* GIVEN TASK *
Your task is to retype each line of the data below exactly.

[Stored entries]
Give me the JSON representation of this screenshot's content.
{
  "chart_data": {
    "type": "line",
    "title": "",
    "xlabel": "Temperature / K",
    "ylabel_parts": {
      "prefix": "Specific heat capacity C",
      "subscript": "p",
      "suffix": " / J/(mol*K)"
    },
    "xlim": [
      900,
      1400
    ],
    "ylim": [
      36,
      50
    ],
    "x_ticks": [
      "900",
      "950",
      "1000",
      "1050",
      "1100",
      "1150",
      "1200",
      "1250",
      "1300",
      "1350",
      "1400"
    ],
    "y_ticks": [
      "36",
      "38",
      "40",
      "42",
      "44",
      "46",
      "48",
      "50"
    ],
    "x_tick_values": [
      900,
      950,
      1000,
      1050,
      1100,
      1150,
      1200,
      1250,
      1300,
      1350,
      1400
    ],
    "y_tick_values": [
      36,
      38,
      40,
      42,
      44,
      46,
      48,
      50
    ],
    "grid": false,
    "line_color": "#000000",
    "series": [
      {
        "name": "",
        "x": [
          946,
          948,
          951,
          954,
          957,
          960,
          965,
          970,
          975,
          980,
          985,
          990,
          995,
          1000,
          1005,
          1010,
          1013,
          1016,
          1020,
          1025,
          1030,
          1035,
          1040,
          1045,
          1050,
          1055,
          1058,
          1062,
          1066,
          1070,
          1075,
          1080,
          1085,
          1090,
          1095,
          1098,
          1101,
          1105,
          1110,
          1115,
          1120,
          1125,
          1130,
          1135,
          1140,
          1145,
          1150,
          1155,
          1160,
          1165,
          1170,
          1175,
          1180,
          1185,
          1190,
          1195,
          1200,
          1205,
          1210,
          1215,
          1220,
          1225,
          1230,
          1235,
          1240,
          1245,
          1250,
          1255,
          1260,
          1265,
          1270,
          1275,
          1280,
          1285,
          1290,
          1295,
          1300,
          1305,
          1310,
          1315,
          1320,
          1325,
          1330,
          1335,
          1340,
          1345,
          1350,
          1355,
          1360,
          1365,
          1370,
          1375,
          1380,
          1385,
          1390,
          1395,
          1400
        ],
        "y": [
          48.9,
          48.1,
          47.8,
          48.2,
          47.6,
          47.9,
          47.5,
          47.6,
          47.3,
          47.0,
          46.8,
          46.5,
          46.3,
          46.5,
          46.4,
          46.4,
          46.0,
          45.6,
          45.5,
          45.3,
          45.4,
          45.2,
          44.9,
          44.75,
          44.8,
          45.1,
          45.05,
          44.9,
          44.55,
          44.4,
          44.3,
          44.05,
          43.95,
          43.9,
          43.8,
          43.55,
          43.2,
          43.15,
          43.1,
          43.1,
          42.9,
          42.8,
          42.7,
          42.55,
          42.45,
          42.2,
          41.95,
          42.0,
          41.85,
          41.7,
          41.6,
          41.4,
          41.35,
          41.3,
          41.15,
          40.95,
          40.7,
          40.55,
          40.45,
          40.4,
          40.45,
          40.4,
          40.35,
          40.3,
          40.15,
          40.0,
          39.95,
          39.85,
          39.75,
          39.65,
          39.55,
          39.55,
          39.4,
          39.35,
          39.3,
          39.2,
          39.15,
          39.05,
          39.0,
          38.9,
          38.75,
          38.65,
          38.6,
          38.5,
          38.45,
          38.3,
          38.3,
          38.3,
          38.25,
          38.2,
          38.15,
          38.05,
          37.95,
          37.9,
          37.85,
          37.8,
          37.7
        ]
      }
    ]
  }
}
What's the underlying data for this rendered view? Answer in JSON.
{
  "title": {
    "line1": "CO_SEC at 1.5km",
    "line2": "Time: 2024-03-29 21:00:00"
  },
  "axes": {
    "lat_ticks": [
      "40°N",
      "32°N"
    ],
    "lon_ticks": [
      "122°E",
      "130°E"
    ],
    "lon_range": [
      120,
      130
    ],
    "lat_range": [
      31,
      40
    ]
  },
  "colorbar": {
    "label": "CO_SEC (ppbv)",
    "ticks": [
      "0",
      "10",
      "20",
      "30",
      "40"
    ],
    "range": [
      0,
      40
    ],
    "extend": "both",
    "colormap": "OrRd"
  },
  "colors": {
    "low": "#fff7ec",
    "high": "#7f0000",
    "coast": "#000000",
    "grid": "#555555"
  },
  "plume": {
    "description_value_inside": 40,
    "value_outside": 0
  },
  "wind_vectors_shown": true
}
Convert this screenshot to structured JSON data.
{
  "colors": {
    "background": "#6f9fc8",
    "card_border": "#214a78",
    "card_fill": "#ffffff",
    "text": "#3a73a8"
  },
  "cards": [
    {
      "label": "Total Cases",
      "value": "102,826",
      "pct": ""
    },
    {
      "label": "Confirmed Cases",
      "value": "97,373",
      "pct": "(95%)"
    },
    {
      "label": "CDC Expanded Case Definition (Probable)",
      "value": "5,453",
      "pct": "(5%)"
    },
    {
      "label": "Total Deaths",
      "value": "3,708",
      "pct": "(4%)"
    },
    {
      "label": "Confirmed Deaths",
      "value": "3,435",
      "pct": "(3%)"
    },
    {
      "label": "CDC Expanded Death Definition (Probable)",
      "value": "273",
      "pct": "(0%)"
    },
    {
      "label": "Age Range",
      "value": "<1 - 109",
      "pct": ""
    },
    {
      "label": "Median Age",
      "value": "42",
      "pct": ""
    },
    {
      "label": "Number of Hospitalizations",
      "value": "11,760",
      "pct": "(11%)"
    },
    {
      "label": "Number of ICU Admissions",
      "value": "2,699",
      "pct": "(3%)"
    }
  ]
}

* THE COMPLETED TASK *
Give me the JSON representation of this screenshot's content.
{
  "chart_data": {
    "type": "line",
    "title": "",
    "xlabel": "Temperature / K",
    "ylabel_parts": {
      "prefix": "Specific heat capacity C",
      "subscript": "p",
      "suffix": " / J/(mol*K)"
    },
    "xlim": [
      900,
      1400
    ],
    "ylim": [
      36,
      50
    ],
    "x_ticks": [
      "900",
      "950",
      "1000",
      "1050",
      "1100",
      "1150",
      "1200",
      "1250",
      "1300",
      "1350",
      "1400"
    ],
    "y_ticks": [
      "36",
      "38",
      "40",
      "42",
      "44",
      "46",
      "48",
      "50"
    ],
    "x_tick_values": [
      900,
      950,
      1000,
      1050,
      1100,
      1150,
      1200,
      1250,
      1300,
      1350,
      1400
    ],
    "y_tick_values": [
      36,
      38,
      40,
      42,
      44,
      46,
      48,
      50
    ],
    "grid": false,
    "line_color": "#000000",
    "series": [
      {
        "name": "",
        "x": [
          946,
          948,
          951,
          954,
          957,
          960,
          965,
          970,
          975,
          980,
          985,
          990,
          995,
          1000,
          1005,
          1010,
          1013,
          1016,
          1020,
          1025,
          1030,
          1035,
          1040,
          1045,
          1050,
          1055,
          1058,
          1062,
          1066,
          1070,
          1075,
          1080,
          1085,
          1090,
          1095,
          1098,
          1101,
          1105,
          1110,
          1115,
          1120,
          1125,
          1130,
          1135,
          1140,
          1145,
          1150,
          1155,
          1160,
          1165,
          1170,
          1175,
          1180,
          1185,
          1190,
          1195,
          1200,
          1205,
          1210,
          1215,
          1220,
          1225,
          1230,
          1235,
          1240,
          1245,
          1250,
          1255,
          1260,
          1265,
          1270,
          1275,
          1280,
          1285,
          1290,
          1295,
          1300,
          1305,
          1310,
          1315,
          1320,
          1325,
          1330,
          1335,
          1340,
          1345,
          1350,
          1355,
          1360,
          1365,
          1370,
          1375,
          1380,
          1385,
          1390,
          1395,
          1400
        ],
        "y": [
          48.9,
          48.1,
          47.8,
          48.2,
          47.6,
          47.9,
          47.5,
          47.6,
          47.3,
          47.0,
          46.8,
          46.5,
          46.3,
          46.5,
          46.4,
          46.4,
          46.0,
          45.6,
          45.5,
          45.3,
          45.4,
          45.2,
          44.9,
          44.75,
          44.8,
          45.1,
          45.05,
          44.9,
          44.55,
          44.4,
          44.3,
          44.05,
          43.95,
          43.9,
          43.8,
          43.55,
          43.2,
          43.15,
          43.1,
          43.1,
          42.9,
          42.8,
          42.7,
          42.55,
          42.45,
          42.2,
          41.95,
          42.0,
          41.85,
          41.7,
          41.6,
          41.4,
          41.35,
          41.3,
          41.15,
          40.95,
          40.7,
          40.55,
          40.45,
          40.4,
          40.45,
          40.4,
          40.35,
          40.3,
          40.15,
          40.0,
          39.95,
          39.85,
          39.75,
          39.65,
          39.55,
          39.55,
          39.4,
          39.35,
          39.3,
          39.2,
          39.15,
          39.05,
          39.0,
          38.9,
          38.75,
          38.65,
          38.6,
          38.5,
          38.45,
          38.3,
          38.3,
          38.3,
          38.25,
          38.2,
          38.15,
          38.05,
          37.95,
          37.9,
          37.85,
          37.8,
          37.7
        ]
      }
    ]
  }
}
What's the underlying data for this rendered view? Answer in JSON.
{
  "title": {
    "line1": "CO_SEC at 1.5km",
    "line2": "Time: 2024-03-29 21:00:00"
  },
  "axes": {
    "lat_ticks": [
      "40°N",
      "32°N"
    ],
    "lon_ticks": [
      "122°E",
      "130°E"
    ],
    "lon_range": [
      120,
      130
    ],
    "lat_range": [
      31,
      40
    ]
  },
  "colorbar": {
    "label": "CO_SEC (ppbv)",
    "ticks": [
      "0",
      "10",
      "20",
      "30",
      "40"
    ],
    "range": [
      0,
      40
    ],
    "extend": "both",
    "colormap": "OrRd"
  },
  "colors": {
    "low": "#fff7ec",
    "high": "#7f0000",
    "coast": "#000000",
    "grid": "#555555"
  },
  "plume": {
    "description_value_inside": 40,
    "value_outside": 0
  },
  "wind_vectors_shown": true
}
Convert this screenshot to structured JSON data.
{
  "colors": {
    "background": "#6f9fc8",
    "card_border": "#214a78",
    "card_fill": "#ffffff",
    "text": "#3a73a8"
  },
  "cards": [
    {
      "label": "Total Cases",
      "value": "102,826",
      "pct": ""
    },
    {
      "label": "Confirmed Cases",
      "value": "97,373",
      "pct": "(95%)"
    },
    {
      "label": "CDC Expanded Case Definition (Probable)",
      "value": "5,453",
      "pct": "(5%)"
    },
    {
      "label": "Total Deaths",
      "value": "3,708",
      "pct": "(4%)"
    },
    {
      "label": "Confirmed Deaths",
      "value": "3,435",
      "pct": "(3%)"
    },
    {
      "label": "CDC Expanded Death Definition (Probable)",
      "value": "273",
      "pct": "(0%)"
    },
    {
      "label": "Age Range",
      "value": "<1 - 109",
      "pct": ""
    },
    {
      "label": "Median Age",
      "value": "42",
      "pct": ""
    },
    {
      "label": "Number of Hospitalizations",
      "value": "11,760",
      "pct": "(11%)"
    },
    {
      "label": "Number of ICU Admissions",
      "value": "2,699",
      "pct": "(3%)"
    }
  ]
}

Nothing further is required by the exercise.